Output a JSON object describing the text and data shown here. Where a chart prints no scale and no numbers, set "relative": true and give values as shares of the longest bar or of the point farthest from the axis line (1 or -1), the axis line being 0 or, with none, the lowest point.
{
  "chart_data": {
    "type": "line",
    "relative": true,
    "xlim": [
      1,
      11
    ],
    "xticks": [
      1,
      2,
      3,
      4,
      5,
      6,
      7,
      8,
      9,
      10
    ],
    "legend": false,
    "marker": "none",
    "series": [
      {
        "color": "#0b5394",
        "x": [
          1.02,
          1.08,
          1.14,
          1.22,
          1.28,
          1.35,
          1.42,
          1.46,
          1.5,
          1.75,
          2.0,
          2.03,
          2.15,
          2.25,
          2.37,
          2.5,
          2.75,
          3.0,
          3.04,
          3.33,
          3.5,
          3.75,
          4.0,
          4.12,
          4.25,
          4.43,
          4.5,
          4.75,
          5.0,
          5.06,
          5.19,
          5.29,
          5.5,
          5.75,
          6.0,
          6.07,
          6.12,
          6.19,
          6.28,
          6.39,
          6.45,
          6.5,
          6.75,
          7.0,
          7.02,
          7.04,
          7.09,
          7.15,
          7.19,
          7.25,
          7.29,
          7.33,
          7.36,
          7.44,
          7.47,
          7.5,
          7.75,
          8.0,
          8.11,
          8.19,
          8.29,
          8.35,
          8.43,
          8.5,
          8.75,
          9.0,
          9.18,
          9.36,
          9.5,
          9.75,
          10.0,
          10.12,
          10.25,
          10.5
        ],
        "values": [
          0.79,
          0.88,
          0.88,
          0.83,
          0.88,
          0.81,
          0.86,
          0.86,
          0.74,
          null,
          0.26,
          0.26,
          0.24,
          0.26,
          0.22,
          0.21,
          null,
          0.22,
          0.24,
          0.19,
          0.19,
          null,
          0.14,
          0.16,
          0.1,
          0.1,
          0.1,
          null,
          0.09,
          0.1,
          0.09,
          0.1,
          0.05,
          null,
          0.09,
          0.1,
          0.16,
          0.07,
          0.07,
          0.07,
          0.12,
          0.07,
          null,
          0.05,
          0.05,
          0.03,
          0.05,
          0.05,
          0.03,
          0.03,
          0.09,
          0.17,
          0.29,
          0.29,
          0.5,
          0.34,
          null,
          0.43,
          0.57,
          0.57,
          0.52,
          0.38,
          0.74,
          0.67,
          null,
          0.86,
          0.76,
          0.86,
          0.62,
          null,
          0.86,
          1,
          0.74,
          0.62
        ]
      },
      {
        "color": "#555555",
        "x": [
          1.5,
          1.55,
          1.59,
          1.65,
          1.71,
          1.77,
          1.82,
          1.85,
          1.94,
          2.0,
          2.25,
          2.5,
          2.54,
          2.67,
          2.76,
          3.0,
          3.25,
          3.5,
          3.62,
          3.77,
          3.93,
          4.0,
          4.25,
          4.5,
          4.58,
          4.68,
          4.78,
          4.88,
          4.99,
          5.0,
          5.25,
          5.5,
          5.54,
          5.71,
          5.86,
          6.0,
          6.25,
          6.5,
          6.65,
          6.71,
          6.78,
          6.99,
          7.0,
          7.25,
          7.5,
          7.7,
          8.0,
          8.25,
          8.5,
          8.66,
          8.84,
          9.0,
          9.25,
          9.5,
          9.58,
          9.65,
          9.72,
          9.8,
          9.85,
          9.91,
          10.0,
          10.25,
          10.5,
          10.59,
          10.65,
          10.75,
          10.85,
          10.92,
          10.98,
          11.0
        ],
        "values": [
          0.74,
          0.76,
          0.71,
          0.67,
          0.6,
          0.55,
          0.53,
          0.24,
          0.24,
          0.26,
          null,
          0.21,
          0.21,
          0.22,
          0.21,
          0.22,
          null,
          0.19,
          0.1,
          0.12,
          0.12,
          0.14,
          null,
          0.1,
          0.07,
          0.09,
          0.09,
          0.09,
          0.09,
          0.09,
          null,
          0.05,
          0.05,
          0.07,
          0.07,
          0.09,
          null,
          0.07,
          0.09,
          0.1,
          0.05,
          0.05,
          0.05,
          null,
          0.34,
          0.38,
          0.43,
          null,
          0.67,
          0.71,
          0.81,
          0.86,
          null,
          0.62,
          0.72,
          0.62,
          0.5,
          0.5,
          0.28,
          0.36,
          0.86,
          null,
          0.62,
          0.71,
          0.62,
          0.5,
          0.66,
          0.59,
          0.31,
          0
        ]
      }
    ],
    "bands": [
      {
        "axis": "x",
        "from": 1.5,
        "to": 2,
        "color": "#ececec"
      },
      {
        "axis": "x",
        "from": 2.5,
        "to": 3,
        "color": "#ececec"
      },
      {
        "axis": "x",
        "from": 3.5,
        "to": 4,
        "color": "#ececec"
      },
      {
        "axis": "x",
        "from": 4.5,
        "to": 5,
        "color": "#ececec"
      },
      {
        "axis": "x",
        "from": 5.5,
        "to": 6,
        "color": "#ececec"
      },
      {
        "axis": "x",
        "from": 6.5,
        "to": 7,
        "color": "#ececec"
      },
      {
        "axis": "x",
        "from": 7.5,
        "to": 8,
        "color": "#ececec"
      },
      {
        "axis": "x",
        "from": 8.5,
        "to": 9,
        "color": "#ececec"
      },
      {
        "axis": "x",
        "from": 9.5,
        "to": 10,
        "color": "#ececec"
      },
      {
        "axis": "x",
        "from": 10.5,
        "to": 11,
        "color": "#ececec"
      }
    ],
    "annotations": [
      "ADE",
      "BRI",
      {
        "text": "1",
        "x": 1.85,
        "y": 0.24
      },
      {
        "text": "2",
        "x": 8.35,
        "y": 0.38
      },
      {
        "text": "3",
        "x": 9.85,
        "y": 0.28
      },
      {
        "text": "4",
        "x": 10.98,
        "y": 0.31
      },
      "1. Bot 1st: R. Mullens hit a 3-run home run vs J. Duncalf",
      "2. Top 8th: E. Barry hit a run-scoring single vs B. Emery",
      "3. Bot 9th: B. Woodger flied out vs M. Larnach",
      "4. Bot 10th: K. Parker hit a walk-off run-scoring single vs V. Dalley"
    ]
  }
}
- - -
* [WHAT THIS TASK INVOLVES] Each line of the listing should be copied exactly.

* [TASK ANSWER]
Output a JSON object describing the text and data shown here. Where a chart prints no scale and no numbers, set "relative": true and give values as shares of the longest bar or of the point farthest from the axis line (1 or -1), the axis line being 0 or, with none, the lowest point.
{
  "chart_data": {
    "type": "line",
    "relative": true,
    "xlim": [
      1,
      11
    ],
    "xticks": [
      1,
      2,
      3,
      4,
      5,
      6,
      7,
      8,
      9,
      10
    ],
    "legend": false,
    "marker": "none",
    "series": [
      {
        "color": "#0b5394",
        "x": [
          1.02,
          1.08,
          1.14,
          1.22,
          1.28,
          1.35,
          1.42,
          1.46,
          1.5,
          1.75,
          2.0,
          2.03,
          2.15,
          2.25,
          2.37,
          2.5,
          2.75,
          3.0,
          3.04,
          3.33,
          3.5,
          3.75,
          4.0,
          4.12,
          4.25,
          4.43,
          4.5,
          4.75,
          5.0,
          5.06,
          5.19,
          5.29,
          5.5,
          5.75,
          6.0,
          6.07,
          6.12,
          6.19,
          6.28,
          6.39,
          6.45,
          6.5,
          6.75,
          7.0,
          7.02,
          7.04,
          7.09,
          7.15,
          7.19,
          7.25,
          7.29,
          7.33,
          7.36,
          7.44,
          7.47,
          7.5,
          7.75,
          8.0,
          8.11,
          8.19,
          8.29,
          8.35,
          8.43,
          8.5,
          8.75,
          9.0,
          9.18,
          9.36,
          9.5,
          9.75,
          10.0,
          10.12,
          10.25,
          10.5
        ],
        "values": [
          0.79,
          0.88,
          0.88,
          0.83,
          0.88,
          0.81,
          0.86,
          0.86,
          0.74,
          null,
          0.26,
          0.26,
          0.24,
          0.26,
          0.22,
          0.21,
          null,
          0.22,
          0.24,
          0.19,
          0.19,
          null,
          0.14,
          0.16,
          0.1,
          0.1,
          0.1,
          null,
          0.09,
          0.1,
          0.09,
          0.1,
          0.05,
          null,
          0.09,
          0.1,
          0.16,
          0.07,
          0.07,
          0.07,
          0.12,
          0.07,
          null,
          0.05,
          0.05,
          0.03,
          0.05,
          0.05,
          0.03,
          0.03,
          0.09,
          0.17,
          0.29,
          0.29,
          0.5,
          0.34,
          null,
          0.43,
          0.57,
          0.57,
          0.52,
          0.38,
          0.74,
          0.67,
          null,
          0.86,
          0.76,
          0.86,
          0.62,
          null,
          0.86,
          1,
          0.74,
          0.62
        ]
      },
      {
        "color": "#555555",
        "x": [
          1.5,
          1.55,
          1.59,
          1.65,
          1.71,
          1.77,
          1.82,
          1.85,
          1.94,
          2.0,
          2.25,
          2.5,
          2.54,
          2.67,
          2.76,
          3.0,
          3.25,
          3.5,
          3.62,
          3.77,
          3.93,
          4.0,
          4.25,
          4.5,
          4.58,
          4.68,
          4.78,
          4.88,
          4.99,
          5.0,
          5.25,
          5.5,
          5.54,
          5.71,
          5.86,
          6.0,
          6.25,
          6.5,
          6.65,
          6.71,
          6.78,
          6.99,
          7.0,
          7.25,
          7.5,
          7.7,
          8.0,
          8.25,
          8.5,
          8.66,
          8.84,
          9.0,
          9.25,
          9.5,
          9.58,
          9.65,
          9.72,
          9.8,
          9.85,
          9.91,
          10.0,
          10.25,
          10.5,
          10.59,
          10.65,
          10.75,
          10.85,
          10.92,
          10.98,
          11.0
        ],
        "values": [
          0.74,
          0.76,
          0.71,
          0.67,
          0.6,
          0.55,
          0.53,
          0.24,
          0.24,
          0.26,
          null,
          0.21,
          0.21,
          0.22,
          0.21,
          0.22,
          null,
          0.19,
          0.1,
          0.12,
          0.12,
          0.14,
          null,
          0.1,
          0.07,
          0.09,
          0.09,
          0.09,
          0.09,
          0.09,
          null,
          0.05,
          0.05,
          0.07,
          0.07,
          0.09,
          null,
          0.07,
          0.09,
          0.1,
          0.05,
          0.05,
          0.05,
          null,
          0.34,
          0.38,
          0.43,
          null,
          0.67,
          0.71,
          0.81,
          0.86,
          null,
          0.62,
          0.72,
          0.62,
          0.5,
          0.5,
          0.28,
          0.36,
          0.86,
          null,
          0.62,
          0.71,
          0.62,
          0.5,
          0.66,
          0.59,
          0.31,
          0
        ]
      }
    ],
    "bands": [
      {
        "axis": "x",
        "from": 1.5,
        "to": 2,
        "color": "#ececec"
      },
      {
        "axis": "x",
        "from": 2.5,
        "to": 3,
        "color": "#ececec"
      },
      {
        "axis": "x",
        "from": 3.5,
        "to": 4,
        "color": "#ececec"
      },
      {
        "axis": "x",
        "from": 4.5,
        "to": 5,
        "color": "#ececec"
      },
      {
        "axis": "x",
        "from": 5.5,
        "to": 6,
        "color": "#ececec"
      },
      {
        "axis": "x",
        "from": 6.5,
        "to": 7,
        "color": "#ececec"
      },
      {
        "axis": "x",
        "from": 7.5,
        "to": 8,
        "color": "#ececec"
      },
      {
        "axis": "x",
        "from": 8.5,
        "to": 9,
        "color": "#ececec"
      },
      {
        "axis": "x",
        "from": 9.5,
        "to": 10,
        "color": "#ececec"
      },
      {
        "axis": "x",
        "from": 10.5,
        "to": 11,
        "color": "#ececec"
      }
    ],
    "annotations": [
      "ADE",
      "BRI",
      {
        "text": "1",
        "x": 1.85,
        "y": 0.24
      },
      {
        "text": "2",
        "x": 8.35,
        "y": 0.38
      },
      {
        "text": "3",
        "x": 9.85,
        "y": 0.28
      },
      {
        "text": "4",
        "x": 10.98,
        "y": 0.31
      },
      "1. Bot 1st: R. Mullens hit a 3-run home run vs J. Duncalf",
      "2. Top 8th: E. Barry hit a run-scoring single vs B. Emery",
      "3. Bot 9th: B. Woodger flied out vs M. Larnach",
      "4. Bot 10th: K. Parker hit a walk-off run-scoring single vs V. Dalley"
    ]
  }
}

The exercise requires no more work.